Lay out the stretch of the listing below, from its first line through the line containing "show-route-button[interactable]: ? bbox=[233, 347, 295, 409]", as a JSON list of strings, one string per line, with both end lines included and blank lines left out.

RAW RECORDS -
....

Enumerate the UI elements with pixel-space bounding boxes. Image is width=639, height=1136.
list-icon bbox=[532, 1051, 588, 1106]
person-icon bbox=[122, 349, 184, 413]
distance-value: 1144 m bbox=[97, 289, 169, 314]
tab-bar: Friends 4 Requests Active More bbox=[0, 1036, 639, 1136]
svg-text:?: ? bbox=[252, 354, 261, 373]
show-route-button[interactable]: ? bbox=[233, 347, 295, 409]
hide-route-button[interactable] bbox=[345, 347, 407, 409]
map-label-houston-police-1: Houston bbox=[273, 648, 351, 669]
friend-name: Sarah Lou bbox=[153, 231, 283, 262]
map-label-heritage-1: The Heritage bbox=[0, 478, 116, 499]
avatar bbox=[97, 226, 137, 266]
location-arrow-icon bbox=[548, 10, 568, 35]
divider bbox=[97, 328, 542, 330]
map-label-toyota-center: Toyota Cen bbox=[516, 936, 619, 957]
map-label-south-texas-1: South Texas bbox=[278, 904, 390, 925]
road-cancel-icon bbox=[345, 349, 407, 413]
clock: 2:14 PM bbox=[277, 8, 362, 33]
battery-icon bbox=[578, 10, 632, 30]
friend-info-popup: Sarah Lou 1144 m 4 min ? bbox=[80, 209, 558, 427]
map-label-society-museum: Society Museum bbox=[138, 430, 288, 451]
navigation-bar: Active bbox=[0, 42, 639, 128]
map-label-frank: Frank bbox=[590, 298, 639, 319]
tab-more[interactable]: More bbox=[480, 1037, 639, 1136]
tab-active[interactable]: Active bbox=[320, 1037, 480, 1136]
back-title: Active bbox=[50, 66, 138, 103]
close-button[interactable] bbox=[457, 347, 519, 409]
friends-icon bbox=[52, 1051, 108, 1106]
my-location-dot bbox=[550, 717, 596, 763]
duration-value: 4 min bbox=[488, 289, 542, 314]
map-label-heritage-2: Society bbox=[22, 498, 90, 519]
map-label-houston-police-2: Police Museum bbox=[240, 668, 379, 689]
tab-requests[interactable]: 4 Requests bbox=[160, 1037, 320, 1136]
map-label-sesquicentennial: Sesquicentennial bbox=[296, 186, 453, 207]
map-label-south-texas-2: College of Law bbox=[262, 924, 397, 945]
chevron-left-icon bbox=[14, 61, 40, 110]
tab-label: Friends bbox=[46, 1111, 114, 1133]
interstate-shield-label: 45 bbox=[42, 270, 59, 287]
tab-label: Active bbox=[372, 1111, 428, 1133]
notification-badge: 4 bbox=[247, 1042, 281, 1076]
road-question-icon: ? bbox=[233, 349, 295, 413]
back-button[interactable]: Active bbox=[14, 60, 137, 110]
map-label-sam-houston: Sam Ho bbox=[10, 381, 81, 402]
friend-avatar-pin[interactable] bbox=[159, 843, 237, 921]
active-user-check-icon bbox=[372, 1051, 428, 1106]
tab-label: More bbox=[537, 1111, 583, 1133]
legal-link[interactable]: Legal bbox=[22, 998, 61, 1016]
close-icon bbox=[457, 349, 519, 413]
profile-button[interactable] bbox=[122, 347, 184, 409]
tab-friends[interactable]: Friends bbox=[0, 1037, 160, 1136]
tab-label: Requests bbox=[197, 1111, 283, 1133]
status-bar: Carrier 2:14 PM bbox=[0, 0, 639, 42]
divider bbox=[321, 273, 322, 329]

....

REPLY -
[
  "Enumerate the UI elements with pixel-space bounding boxes. Image is width=639, height=1136.",
  "list-icon bbox=[532, 1051, 588, 1106]",
  "person-icon bbox=[122, 349, 184, 413]",
  "distance-value: 1144 m bbox=[97, 289, 169, 314]",
  "tab-bar: Friends 4 Requests Active More bbox=[0, 1036, 639, 1136]",
  "svg-text:?: ? bbox=[252, 354, 261, 373]",
  "show-route-button[interactable]: ? bbox=[233, 347, 295, 409]"
]